-- Start Information provided --

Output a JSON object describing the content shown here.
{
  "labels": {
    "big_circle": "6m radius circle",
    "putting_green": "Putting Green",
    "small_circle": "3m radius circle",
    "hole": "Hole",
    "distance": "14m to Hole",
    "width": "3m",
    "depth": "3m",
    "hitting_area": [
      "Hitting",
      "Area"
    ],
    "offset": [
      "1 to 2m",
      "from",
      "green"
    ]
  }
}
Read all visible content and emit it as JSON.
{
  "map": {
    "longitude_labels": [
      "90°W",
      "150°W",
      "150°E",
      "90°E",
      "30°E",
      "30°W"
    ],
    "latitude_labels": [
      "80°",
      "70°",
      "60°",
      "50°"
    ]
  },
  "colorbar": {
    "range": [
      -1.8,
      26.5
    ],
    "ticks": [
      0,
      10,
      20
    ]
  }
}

-- End Information provided --

What to work on →
Extract every line containing the string "JSON" from the data above.

Output for this task →
Output a JSON object describing the content shown here.
Read all visible content and emit it as JSON.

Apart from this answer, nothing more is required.